→ **Data entries for graphics**
..........

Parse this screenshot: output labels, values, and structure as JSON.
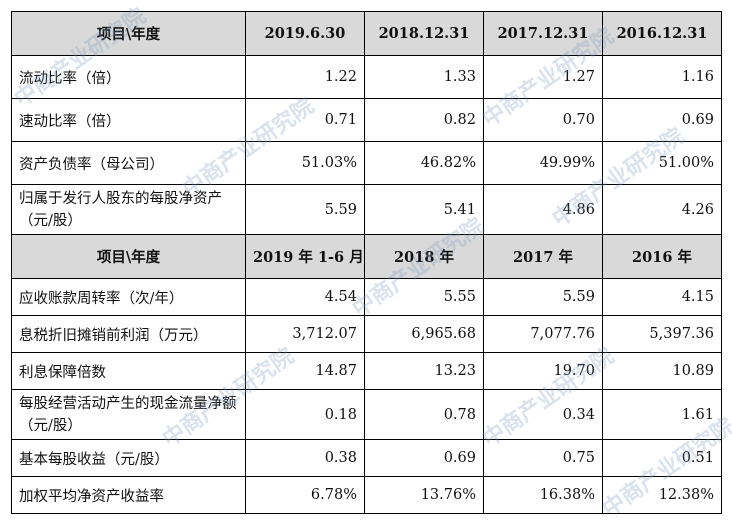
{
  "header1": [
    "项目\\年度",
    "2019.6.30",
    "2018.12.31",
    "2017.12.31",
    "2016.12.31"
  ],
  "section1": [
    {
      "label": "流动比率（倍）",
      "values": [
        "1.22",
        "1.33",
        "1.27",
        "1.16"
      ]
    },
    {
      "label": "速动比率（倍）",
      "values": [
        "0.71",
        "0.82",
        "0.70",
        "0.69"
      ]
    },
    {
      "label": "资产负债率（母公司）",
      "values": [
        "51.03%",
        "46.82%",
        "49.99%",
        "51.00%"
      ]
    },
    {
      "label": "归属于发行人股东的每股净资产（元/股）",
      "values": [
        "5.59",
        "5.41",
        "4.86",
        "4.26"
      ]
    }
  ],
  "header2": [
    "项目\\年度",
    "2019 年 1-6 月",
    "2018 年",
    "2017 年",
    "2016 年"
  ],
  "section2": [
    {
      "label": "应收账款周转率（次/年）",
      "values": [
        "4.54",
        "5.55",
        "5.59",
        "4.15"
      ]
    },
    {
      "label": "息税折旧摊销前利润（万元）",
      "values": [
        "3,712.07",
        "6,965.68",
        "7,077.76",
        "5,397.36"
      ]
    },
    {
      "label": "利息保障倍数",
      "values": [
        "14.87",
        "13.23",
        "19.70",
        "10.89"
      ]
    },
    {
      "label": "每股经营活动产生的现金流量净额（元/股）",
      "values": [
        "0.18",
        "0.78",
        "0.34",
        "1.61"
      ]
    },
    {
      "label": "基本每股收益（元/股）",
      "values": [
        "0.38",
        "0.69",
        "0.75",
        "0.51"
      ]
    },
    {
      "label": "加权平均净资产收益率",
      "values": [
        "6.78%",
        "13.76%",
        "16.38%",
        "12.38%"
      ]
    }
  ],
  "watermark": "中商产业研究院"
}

..........

→ **Goal**
Each line in the records above should be reproduced exactly; images are not copied.

→ **Response**
Parse this screenshot: output labels, values, and structure as JSON.
{
  "header1": [
    "项目\\年度",
    "2019.6.30",
    "2018.12.31",
    "2017.12.31",
    "2016.12.31"
  ],
  "section1": [
    {
      "label": "流动比率（倍）",
      "values": [
        "1.22",
        "1.33",
        "1.27",
        "1.16"
      ]
    },
    {
      "label": "速动比率（倍）",
      "values": [
        "0.71",
        "0.82",
        "0.70",
        "0.69"
      ]
    },
    {
      "label": "资产负债率（母公司）",
      "values": [
        "51.03%",
        "46.82%",
        "49.99%",
        "51.00%"
      ]
    },
    {
      "label": "归属于发行人股东的每股净资产（元/股）",
      "values": [
        "5.59",
        "5.41",
        "4.86",
        "4.26"
      ]
    }
  ],
  "header2": [
    "项目\\年度",
    "2019 年 1-6 月",
    "2018 年",
    "2017 年",
    "2016 年"
  ],
  "section2": [
    {
      "label": "应收账款周转率（次/年）",
      "values": [
        "4.54",
        "5.55",
        "5.59",
        "4.15"
      ]
    },
    {
      "label": "息税折旧摊销前利润（万元）",
      "values": [
        "3,712.07",
        "6,965.68",
        "7,077.76",
        "5,397.36"
      ]
    },
    {
      "label": "利息保障倍数",
      "values": [
        "14.87",
        "13.23",
        "19.70",
        "10.89"
      ]
    },
    {
      "label": "每股经营活动产生的现金流量净额（元/股）",
      "values": [
        "0.18",
        "0.78",
        "0.34",
        "1.61"
      ]
    },
    {
      "label": "基本每股收益（元/股）",
      "values": [
        "0.38",
        "0.69",
        "0.75",
        "0.51"
      ]
    },
    {
      "label": "加权平均净资产收益率",
      "values": [
        "6.78%",
        "13.76%",
        "16.38%",
        "12.38%"
      ]
    }
  ],
  "watermark": "中商产业研究院"
}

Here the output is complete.